## Written problem:
Check each line of the records below and collect those holding "International".

╭─ Raw records

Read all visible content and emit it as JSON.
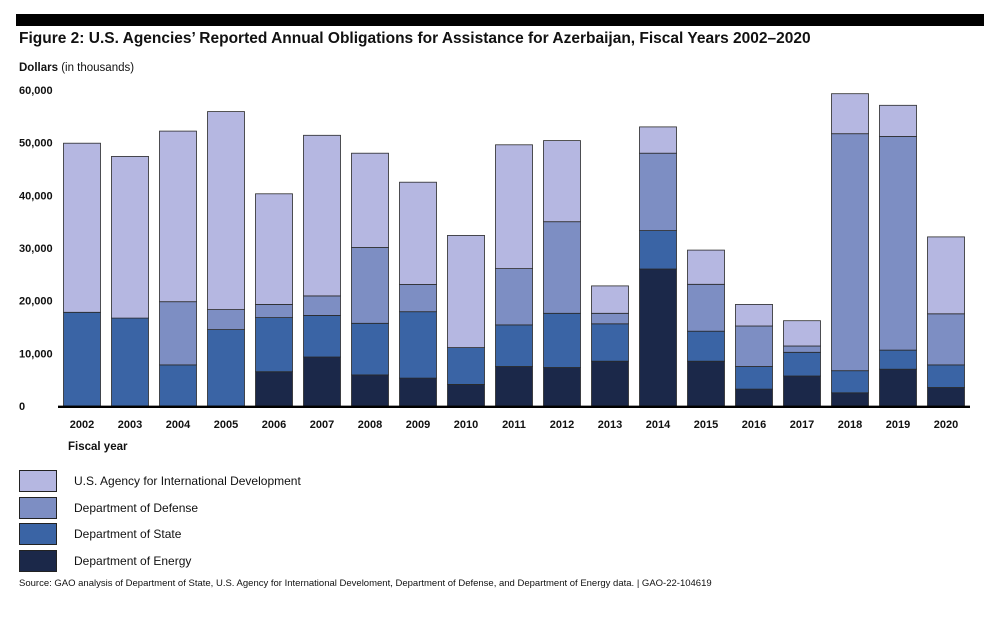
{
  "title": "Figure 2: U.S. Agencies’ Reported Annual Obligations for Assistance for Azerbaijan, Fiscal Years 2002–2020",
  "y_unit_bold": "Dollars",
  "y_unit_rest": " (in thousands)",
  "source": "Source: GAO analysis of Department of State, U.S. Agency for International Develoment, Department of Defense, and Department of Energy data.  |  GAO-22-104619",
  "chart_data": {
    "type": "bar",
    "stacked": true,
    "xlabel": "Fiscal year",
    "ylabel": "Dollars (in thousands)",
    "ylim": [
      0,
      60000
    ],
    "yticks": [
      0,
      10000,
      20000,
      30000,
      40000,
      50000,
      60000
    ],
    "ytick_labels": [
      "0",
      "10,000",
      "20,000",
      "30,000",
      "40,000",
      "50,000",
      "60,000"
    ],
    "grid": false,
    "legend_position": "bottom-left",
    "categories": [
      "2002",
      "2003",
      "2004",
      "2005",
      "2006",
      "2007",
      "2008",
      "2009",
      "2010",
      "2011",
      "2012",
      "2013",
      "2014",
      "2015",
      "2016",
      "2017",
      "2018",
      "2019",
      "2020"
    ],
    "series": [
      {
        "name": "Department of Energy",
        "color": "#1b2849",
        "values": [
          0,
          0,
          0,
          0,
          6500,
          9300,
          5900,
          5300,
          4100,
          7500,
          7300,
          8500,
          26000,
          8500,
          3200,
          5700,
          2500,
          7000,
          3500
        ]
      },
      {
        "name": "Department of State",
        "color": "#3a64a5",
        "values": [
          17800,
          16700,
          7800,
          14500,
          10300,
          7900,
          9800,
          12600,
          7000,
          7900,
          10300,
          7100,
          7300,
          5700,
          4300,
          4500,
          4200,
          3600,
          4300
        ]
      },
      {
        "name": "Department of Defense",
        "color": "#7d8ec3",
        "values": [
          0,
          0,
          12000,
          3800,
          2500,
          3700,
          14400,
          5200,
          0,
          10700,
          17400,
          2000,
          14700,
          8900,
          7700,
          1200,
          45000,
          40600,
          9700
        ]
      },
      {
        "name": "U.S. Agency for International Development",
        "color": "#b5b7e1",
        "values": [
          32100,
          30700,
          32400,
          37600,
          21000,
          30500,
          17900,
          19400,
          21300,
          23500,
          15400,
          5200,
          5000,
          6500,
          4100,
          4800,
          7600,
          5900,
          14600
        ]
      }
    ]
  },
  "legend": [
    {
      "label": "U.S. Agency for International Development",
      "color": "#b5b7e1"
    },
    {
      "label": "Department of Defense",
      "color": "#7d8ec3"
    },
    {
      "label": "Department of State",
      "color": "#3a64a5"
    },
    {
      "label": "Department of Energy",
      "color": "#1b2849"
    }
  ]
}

╰─
╭─ Raw records

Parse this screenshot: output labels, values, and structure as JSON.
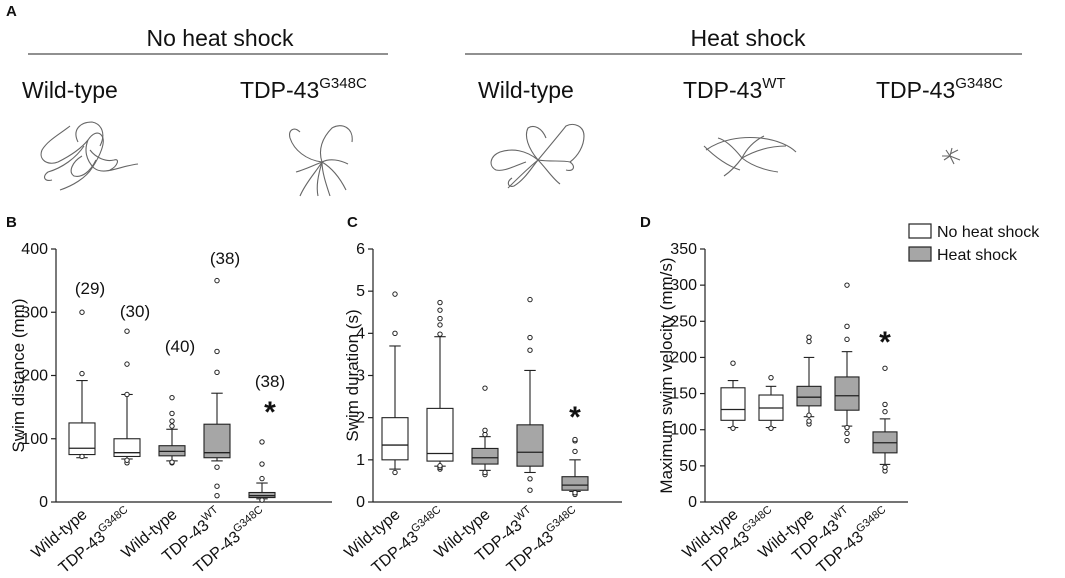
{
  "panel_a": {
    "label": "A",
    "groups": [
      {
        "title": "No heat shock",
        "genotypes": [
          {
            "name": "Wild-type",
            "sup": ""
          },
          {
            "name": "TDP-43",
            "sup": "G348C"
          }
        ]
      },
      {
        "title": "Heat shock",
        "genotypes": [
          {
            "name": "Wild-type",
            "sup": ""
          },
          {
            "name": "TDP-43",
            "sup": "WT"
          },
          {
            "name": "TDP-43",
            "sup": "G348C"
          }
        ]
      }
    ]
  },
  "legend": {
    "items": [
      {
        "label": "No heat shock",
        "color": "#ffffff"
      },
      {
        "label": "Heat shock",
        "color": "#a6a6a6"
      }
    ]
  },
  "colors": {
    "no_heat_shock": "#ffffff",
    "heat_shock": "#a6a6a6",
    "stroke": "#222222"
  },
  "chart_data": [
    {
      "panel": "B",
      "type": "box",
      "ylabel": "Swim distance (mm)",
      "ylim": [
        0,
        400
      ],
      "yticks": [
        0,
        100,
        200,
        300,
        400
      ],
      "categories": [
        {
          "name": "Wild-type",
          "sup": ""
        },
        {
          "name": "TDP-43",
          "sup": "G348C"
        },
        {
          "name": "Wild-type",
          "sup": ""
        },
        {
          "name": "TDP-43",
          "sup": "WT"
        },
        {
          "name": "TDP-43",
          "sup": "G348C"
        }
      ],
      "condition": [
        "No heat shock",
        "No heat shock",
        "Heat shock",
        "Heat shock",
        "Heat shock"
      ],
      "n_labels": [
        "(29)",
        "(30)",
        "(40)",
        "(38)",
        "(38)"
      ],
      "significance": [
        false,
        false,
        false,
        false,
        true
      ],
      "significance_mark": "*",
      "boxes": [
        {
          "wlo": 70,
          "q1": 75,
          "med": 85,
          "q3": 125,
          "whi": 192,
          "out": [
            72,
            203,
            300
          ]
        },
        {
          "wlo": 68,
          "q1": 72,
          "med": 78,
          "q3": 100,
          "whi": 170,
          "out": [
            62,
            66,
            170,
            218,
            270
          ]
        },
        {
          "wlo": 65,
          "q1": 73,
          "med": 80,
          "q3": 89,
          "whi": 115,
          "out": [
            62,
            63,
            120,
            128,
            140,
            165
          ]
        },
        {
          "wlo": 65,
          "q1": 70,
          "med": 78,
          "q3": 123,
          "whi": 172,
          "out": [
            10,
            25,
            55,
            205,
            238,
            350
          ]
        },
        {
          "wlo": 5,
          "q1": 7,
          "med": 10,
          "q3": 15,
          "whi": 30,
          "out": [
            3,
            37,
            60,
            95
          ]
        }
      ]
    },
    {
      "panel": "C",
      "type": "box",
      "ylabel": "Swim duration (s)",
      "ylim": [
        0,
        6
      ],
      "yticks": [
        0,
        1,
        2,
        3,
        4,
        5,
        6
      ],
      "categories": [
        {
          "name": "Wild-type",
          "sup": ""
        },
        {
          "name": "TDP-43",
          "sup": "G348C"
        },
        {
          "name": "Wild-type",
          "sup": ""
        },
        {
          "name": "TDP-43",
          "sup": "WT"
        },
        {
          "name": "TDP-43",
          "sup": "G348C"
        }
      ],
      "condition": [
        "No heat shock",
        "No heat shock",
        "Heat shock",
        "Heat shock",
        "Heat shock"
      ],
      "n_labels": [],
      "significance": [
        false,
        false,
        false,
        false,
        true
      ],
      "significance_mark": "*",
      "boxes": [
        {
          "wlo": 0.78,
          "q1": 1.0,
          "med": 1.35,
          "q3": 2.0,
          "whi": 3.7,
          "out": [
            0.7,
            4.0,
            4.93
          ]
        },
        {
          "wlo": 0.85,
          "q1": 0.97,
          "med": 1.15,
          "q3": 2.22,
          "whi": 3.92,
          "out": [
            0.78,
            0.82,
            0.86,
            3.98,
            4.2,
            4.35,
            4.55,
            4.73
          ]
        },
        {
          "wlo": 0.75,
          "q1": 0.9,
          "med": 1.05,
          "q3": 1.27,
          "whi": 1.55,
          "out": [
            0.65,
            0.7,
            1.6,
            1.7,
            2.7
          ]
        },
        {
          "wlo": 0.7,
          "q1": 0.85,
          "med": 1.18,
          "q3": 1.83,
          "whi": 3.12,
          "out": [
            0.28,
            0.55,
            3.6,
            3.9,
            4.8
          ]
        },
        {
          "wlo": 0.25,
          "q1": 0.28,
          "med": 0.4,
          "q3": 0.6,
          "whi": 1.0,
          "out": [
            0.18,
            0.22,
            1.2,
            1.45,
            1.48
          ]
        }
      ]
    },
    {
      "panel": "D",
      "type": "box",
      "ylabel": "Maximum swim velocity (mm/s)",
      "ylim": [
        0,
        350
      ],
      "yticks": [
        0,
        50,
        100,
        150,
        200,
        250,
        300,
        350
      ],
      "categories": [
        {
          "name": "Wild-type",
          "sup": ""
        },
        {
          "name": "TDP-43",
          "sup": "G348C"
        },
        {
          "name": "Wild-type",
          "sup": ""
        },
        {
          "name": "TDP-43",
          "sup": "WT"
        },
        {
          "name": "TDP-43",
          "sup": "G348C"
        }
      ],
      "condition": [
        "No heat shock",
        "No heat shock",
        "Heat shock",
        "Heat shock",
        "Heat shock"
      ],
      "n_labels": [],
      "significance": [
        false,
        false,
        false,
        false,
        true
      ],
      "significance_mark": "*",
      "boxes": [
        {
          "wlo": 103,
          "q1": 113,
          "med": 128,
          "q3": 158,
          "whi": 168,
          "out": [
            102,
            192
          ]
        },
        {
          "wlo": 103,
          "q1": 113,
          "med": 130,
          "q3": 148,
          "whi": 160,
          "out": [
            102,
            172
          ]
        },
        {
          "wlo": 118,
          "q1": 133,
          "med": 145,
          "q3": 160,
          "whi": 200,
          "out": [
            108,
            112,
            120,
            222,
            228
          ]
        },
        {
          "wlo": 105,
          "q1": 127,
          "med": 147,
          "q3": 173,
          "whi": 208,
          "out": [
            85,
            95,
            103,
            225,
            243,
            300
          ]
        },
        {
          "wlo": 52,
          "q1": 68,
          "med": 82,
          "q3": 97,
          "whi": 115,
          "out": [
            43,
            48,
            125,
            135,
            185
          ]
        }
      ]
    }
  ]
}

╰─
╭─ Raw records

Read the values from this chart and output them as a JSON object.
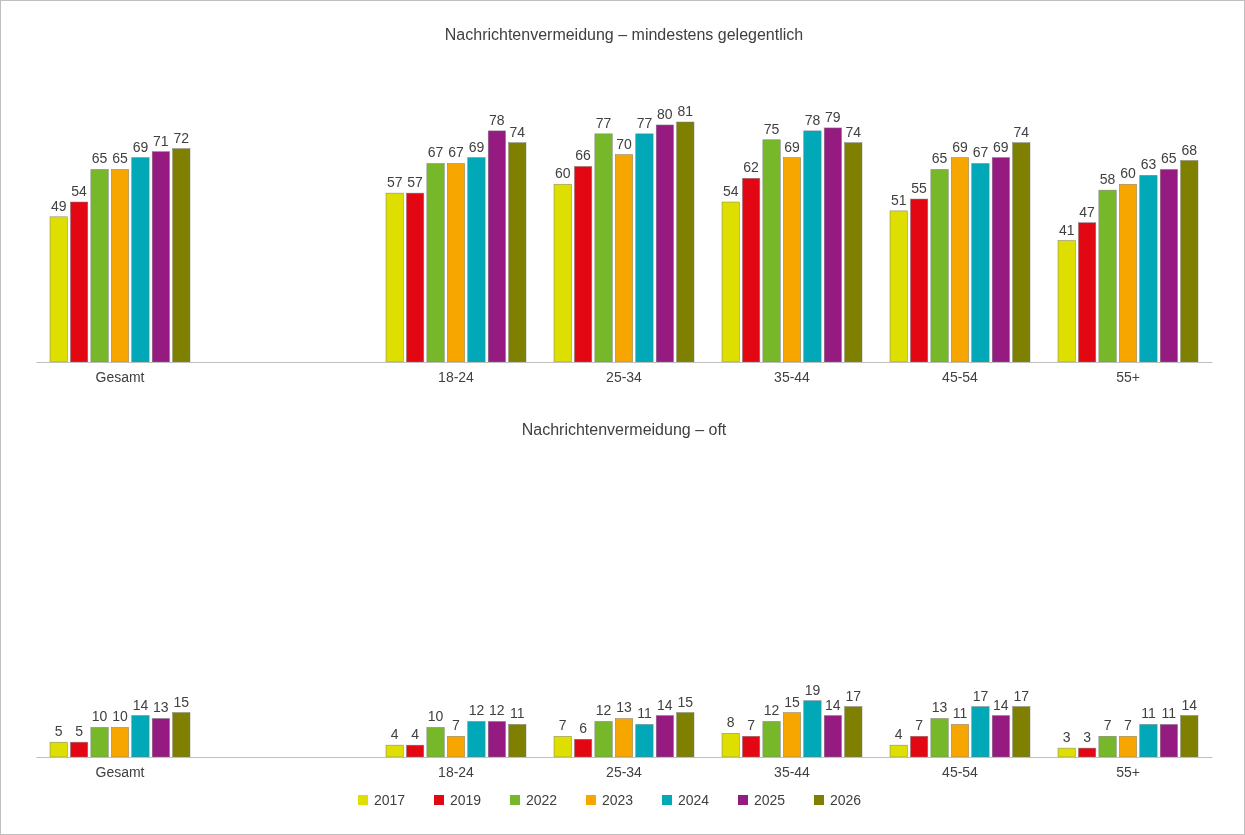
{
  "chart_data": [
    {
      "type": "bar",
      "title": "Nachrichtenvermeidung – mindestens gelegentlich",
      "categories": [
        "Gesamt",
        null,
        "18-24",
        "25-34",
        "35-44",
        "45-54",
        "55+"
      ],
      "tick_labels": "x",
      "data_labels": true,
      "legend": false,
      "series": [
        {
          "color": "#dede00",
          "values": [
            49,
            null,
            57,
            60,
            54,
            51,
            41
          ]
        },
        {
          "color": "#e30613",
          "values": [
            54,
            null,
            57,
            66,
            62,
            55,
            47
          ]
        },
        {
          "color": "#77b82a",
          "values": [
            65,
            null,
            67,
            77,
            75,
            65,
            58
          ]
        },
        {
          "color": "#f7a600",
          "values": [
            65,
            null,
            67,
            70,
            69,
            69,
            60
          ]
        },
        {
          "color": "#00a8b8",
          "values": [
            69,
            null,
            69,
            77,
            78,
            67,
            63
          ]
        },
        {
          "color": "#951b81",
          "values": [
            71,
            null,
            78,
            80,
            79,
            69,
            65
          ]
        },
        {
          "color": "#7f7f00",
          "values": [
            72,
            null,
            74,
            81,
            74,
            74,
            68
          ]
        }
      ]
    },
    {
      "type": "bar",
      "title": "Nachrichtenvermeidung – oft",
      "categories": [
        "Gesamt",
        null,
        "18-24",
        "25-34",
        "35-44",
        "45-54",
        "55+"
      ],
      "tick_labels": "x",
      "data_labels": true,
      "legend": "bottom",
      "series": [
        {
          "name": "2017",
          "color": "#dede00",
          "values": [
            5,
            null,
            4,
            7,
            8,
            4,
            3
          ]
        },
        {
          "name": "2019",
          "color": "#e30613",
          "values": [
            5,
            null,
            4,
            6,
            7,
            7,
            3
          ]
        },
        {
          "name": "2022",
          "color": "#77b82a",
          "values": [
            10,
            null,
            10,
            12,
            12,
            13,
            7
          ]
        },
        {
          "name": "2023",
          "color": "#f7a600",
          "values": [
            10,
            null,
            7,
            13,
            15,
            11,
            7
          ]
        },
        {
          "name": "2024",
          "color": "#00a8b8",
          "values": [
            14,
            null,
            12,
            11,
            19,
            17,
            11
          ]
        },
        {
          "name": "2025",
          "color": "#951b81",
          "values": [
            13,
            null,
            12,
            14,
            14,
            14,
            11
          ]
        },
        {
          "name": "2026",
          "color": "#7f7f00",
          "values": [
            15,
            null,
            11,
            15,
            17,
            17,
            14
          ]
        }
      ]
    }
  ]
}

╰─

## Written reply:
  "source": "Source: GAO analysis of Department of State, U.S. Agency for International Develoment, Department of Defense, and Department of Energy data.  |  GAO-22-104619",
        "name": "U.S. Agency for International Development",
      "label": "U.S. Agency for International Development",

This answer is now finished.